What needs to be done. Work out the number of lines in the listing that include the string "직교하고". Reply with that number alone.

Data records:

◇ ◇ ◇ ◇

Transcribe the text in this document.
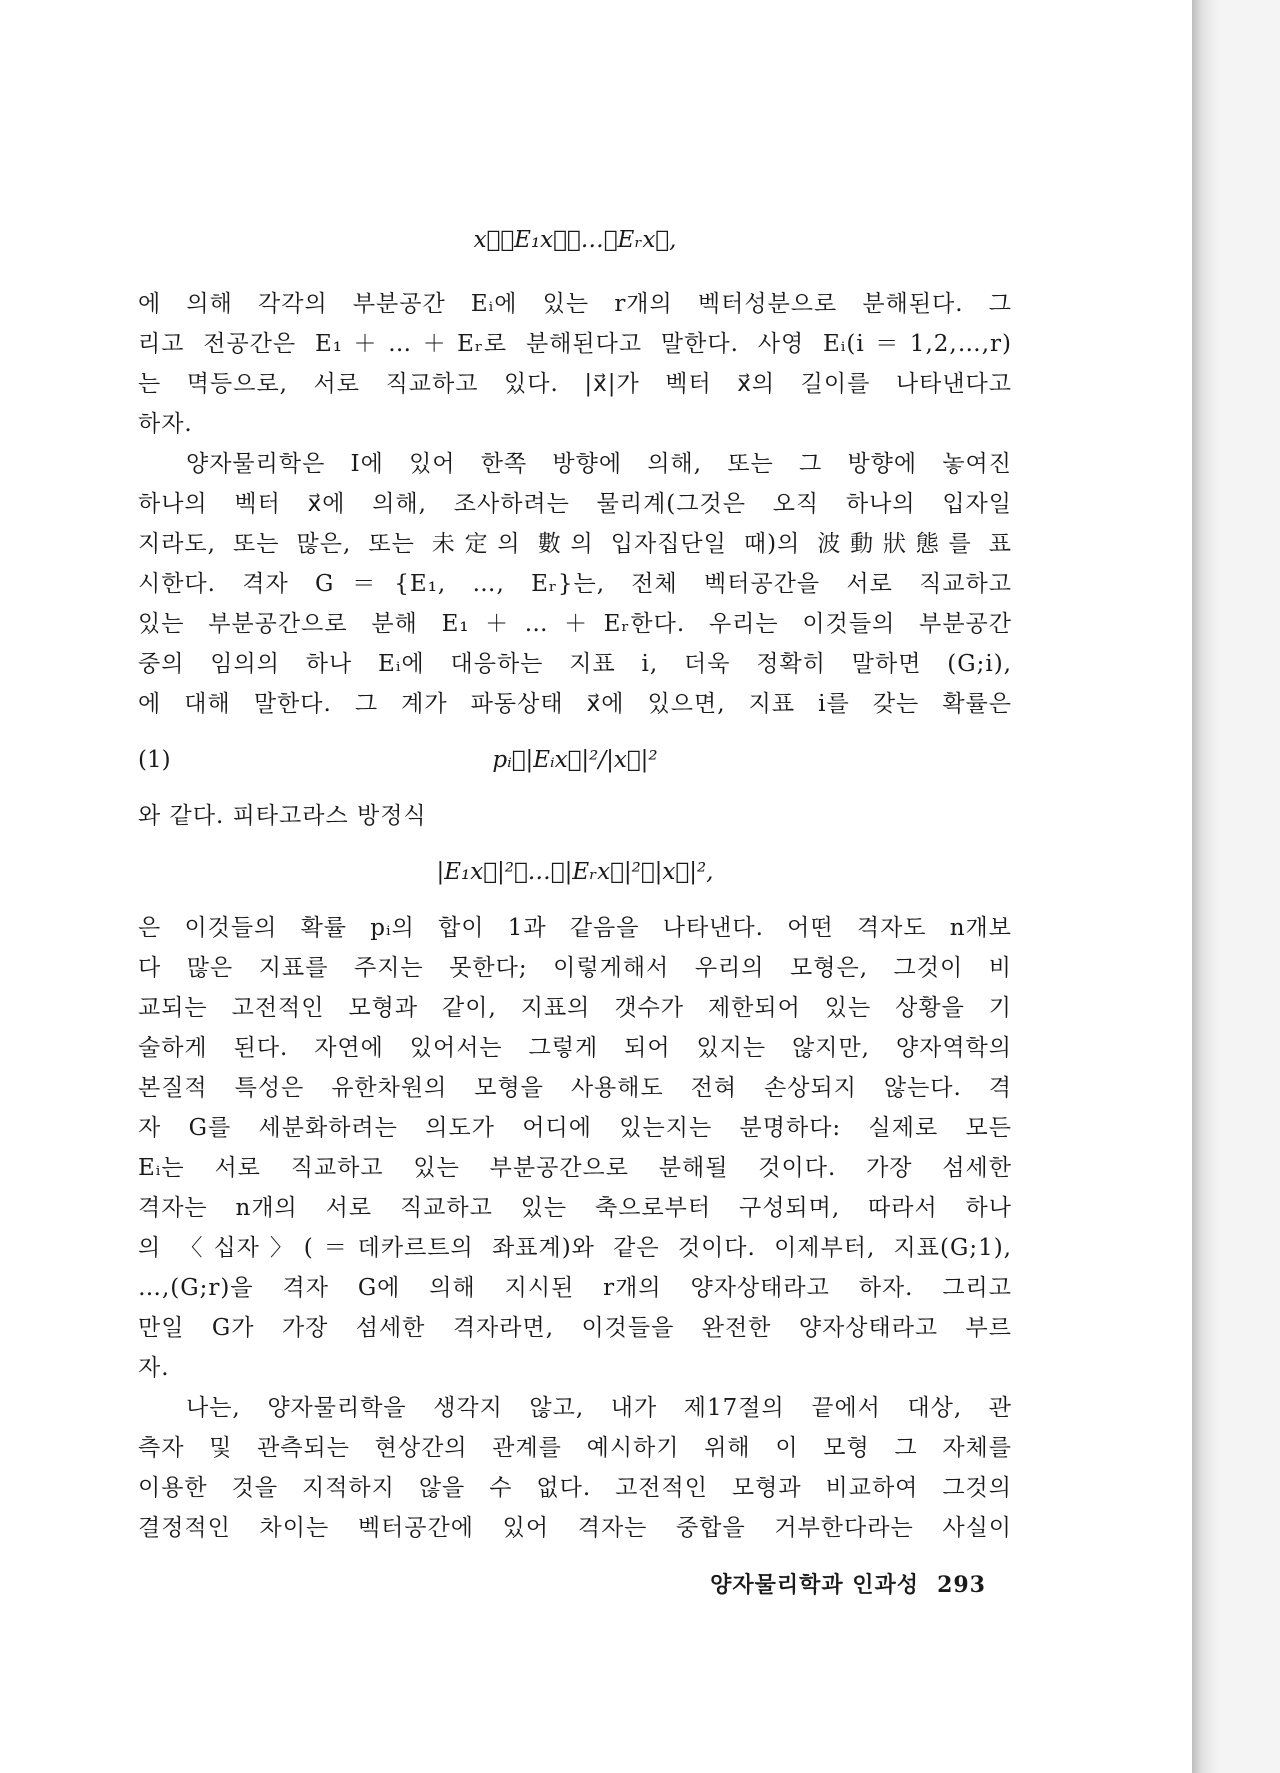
x⃗＝E₁x⃗＋…＋Eᵣx⃗,
에 의해 각각의 부분공간 Eᵢ에 있는 r개의 벡터성분으로 분해된다. 그
리고 전공간은 E₁＋…＋Eᵣ로 분해된다고 말한다. 사영 Eᵢ(i＝1,2,…,r)
는 멱등으로, 서로 직교하고 있다. |x⃗|가 벡터 x⃗의 길이를 나타낸다고
하자.
양자물리학은 I에 있어 한쪽 방향에 의해, 또는 그 방향에 놓여진
하나의 벡터 x⃗에 의해, 조사하려는 물리계(그것은 오직 하나의 입자일
지라도, 또는 많은, 또는 未定의 數의 입자집단일 때)의 波動狀態를 표
시한다. 격자 G＝{E₁, …, Eᵣ}는, 전체 벡터공간을 서로 직교하고
있는 부분공간으로 분해 E₁＋…＋Eᵣ한다. 우리는 이것들의 부분공간
중의 임의의 하나 Eᵢ에 대응하는 지표 i, 더욱 정확히 말하면 (G;i),
에 대해 말한다. 그 계가 파동상태 x⃗에 있으면, 지표 i를 갖는 확률은
(1)	pᵢ＝|Eᵢx⃗|²/|x⃗|²
와 같다. 피타고라스 방정식
|E₁x⃗|²＋…＋|Eᵣx⃗|²＝|x⃗|²,
은 이것들의 확률 pᵢ의 합이 1과 같음을 나타낸다. 어떤 격자도 n개보
다 많은 지표를 주지는 못한다; 이렇게해서 우리의 모형은, 그것이 비
교되는 고전적인 모형과 같이, 지표의 갯수가 제한되어 있는 상황을 기
술하게 된다. 자연에 있어서는 그렇게 되어 있지는 않지만, 양자역학의
본질적 특성은 유한차원의 모형을 사용해도 전혀 손상되지 않는다. 격
자 G를 세분화하려는 의도가 어디에 있는지는 분명하다: 실제로 모든
Eᵢ는 서로 직교하고 있는 부분공간으로 분해될 것이다. 가장 섬세한
격자는 n개의 서로 직교하고 있는 축으로부터 구성되며, 따라서 하나
의 〈십자〉(＝데카르트의 좌표계)와 같은 것이다. 이제부터, 지표(G;1),
…,(G;r)을 격자 G에 의해 지시된 r개의 양자상태라고 하자. 그리고
만일 G가 가장 섬세한 격자라면, 이것들을 완전한 양자상태라고 부르
자.
나는, 양자물리학을 생각지 않고, 내가 제17절의 끝에서 대상, 관
측자 및 관측되는 현상간의 관계를 예시하기 위해 이 모형 그 자체를
이용한 것을 지적하지 않을 수 없다. 고전적인 모형과 비교하여 그것의
결정적인 차이는 벡터공간에 있어 격자는 중합을 거부한다라는 사실이
양자물리학과 인과성 293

◇ ◇ ◇ ◇

Finished exercise. 4